WRITTEN REQUEST A » Translate this sentence from the forum post on Social Security into Spanish: "That piece of paper is now stored in a safe, along with other vital documents (passports, house deed, car title)."

*** GIVEN PASSAGE

I am really amazed at the resistance to this.


----------



## Bobm

Heres a artice by Rich Tucker about this

Everyone wants to retire at 50. Well, I've got a plan that will allow to do just that. You might want to write this down and try it yourself.

First, determine how much money you'll need to live on in 2018. In my case, the house should be almost paid for and the children should be almost out of it. Inflation is a wild card, but I assumed that $50,000 would be enough to see me comfortably through the year. After all, I want to have enough to travel and enjoy myself. So I wrote myself an I.O.U.

"Dear Rich: I promise to pay you the sum of $50,000 on Jan. 1, 2018. 
(signed) Rich Tucker."

That piece of paper is now stored in a safe, along with other vital documents (passports, house deed, car title). I'll do the same thing once a year each year until 2018. This plan should carry me comfortably through 2032.

There. Retirement planned for. 

Of course, I'm no fool. I'm already anticipating that the cost of living is going to go up every year. So, every year from now on, I'll add a generous cost of living increase to my annual I.O.U. Say, $2,000 per year. So next year, when I write myself a note for Jan. 1, 2019, it'll be for $52,000. And so on until I actually retire.

*See any problems with my scheme?* It really seems flawless. After all, I wouldn't lie to myself. If I've vowed to pay myself $50,000, well, I'm going to do it. No matter how hard or long I have to work in 2018 to earn that retirement money.

*This is exactly how the U.S. government is preparing for everyone's retirement. Social Security is the national retirement plan. But, starting in 2018, there's nothing there but I.O.U.s. * 

That's probably not what you've heard. Various reports claim Social Security is safe and secure. In their annual report this year, the program's trustees insisted it would be able to pay benefits through 2042. A recent Congressional Budget Office report is even more optimistic. It says Social Security is solid through 2052.

*But these reports pretend there is money in the Social Security trust fund, which actually is all trust and no fund.*

The fact is, *Social Security is "pay as you go." *It always has been. That means it relies on today's taxpayers to pay today's benefits. Which works well as long as there are more taxpayers than beneficiaries. Indeed, for years we've been taking in more than we've been paying out. *The extra money is supposed to go into that trust fund. It doesn't.*

Instead, the Treasury spends the difference on roads, sex-education programs, parks and whatever else the federal government buys. The trust fund gets an I.O.U., which is stored in a fireproof safe to be made good some day with future tax money.

*But starting in 2018 the math changes*. :******: ( *Gander Grinder *pay attention here because this is where you start getting screwed big time) The system will owe more in benefits than it will collect in taxes. Heritage Foundation Social Security expert David John estimates "annual deficits will exceed $100 billion within about five years, $200 billion after about ten years, and $300 billion after about fifteen years."

Again, those who claim Social Security is solvent rely on the trust fund, which supposedly has enough money to make up those deficits until 2032 or 2042 or whenever. But the trust fund is like my $50,000 I.O.U. It's a promise with no money attached. If we really intend to pay Social Security benefits in, say, 2025, we'll have to take lots of money out of general tax revenues to do so. That will mean higher taxes, less spending on other government programs, or both. (* Indsport *this is the biggest lie in the article you posted that I mentioned in a previous post above, and once again I know you didn't write it so I'm not saying anything about you, I am saying the author of the article is a liar or stupid, or worse knows the truth and because of perceived political advantage doesn't care about our young people )

******
*** DATA SUPPLIED

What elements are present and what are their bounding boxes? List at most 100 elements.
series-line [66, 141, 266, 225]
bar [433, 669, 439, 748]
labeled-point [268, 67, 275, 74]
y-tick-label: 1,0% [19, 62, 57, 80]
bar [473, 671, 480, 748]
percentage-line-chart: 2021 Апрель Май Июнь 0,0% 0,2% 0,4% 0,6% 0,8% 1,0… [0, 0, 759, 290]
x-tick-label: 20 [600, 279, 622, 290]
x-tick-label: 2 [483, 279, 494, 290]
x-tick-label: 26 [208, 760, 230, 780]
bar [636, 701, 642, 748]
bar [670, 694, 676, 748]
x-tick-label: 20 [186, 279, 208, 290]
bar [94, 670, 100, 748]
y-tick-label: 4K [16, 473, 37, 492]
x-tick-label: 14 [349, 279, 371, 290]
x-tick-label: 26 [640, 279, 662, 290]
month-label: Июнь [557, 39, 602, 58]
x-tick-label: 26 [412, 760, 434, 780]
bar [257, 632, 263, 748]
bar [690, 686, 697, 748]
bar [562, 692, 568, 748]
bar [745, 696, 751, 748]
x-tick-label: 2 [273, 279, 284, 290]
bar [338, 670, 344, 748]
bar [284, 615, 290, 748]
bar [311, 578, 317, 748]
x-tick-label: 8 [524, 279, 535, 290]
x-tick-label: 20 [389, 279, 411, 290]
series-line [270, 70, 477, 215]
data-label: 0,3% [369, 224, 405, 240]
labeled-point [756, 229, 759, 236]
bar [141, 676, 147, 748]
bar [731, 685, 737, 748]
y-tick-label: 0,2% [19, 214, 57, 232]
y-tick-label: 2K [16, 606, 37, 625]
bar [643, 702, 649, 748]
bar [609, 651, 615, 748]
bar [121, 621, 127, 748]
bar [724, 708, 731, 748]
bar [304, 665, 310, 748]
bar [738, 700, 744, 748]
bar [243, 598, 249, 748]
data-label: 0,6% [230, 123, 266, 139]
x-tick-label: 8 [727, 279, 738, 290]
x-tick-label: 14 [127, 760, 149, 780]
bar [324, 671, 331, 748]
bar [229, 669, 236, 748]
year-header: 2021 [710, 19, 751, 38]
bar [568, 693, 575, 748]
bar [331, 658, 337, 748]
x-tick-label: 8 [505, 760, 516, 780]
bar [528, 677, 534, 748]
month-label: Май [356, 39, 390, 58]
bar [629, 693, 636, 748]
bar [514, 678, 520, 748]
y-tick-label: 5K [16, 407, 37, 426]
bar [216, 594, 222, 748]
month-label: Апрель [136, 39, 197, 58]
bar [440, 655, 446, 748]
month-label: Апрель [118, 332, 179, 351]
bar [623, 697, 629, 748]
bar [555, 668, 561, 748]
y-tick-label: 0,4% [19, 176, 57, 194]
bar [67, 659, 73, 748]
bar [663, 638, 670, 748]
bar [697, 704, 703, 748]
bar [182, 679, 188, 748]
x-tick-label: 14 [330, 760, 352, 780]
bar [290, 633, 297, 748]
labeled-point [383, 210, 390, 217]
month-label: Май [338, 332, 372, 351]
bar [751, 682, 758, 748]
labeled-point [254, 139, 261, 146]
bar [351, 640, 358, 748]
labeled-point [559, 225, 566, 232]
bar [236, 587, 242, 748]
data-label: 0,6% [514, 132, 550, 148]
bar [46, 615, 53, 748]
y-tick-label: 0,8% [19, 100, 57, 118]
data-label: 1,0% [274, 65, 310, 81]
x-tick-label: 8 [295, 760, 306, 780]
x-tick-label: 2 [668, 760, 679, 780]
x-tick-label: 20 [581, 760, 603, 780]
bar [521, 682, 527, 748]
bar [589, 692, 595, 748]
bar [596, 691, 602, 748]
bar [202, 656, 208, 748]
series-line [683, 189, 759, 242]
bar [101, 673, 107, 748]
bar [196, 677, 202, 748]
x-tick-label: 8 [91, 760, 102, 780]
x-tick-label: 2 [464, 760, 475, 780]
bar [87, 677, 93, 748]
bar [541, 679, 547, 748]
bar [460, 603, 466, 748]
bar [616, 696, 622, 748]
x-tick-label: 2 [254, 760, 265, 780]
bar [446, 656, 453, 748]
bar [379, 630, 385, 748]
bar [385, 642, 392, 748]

******

WRITTEN REQUEST B » Arrange the stretch of rows from the start of the rows through the line containing "percentage-line-chart: 2021 Апрель" as a Markdown table with the columns Number and Row line, leaving out any blank lines.

TASK OUTPUT A » Ese trozo de papel ahora está guardado en una caja fuerte, junto con otros documentos importantes (pasaportes, escritura de la casa, título del auto).

TASK OUTPUT B »
| Number | Row line |
|---|---|
| 1 | What elements are present and what are their bounding boxes? List at most 100 elements. |
| 2 | series-line [66, 141, 266, 225] |
| 3 | bar [433, 669, 439, 748] |
| 4 | labeled-point [268, 67, 275, 74] |
| 5 | y-tick-label: 1,0% [19, 62, 57, 80] |
| 6 | bar [473, 671, 480, 748] |
| 7 | percentage-line-chart: 2021 Апрель Май Июнь 0,0% 0,2% 0,4% 0,6% 0,8% 1,0… [0, 0, 759, 290] |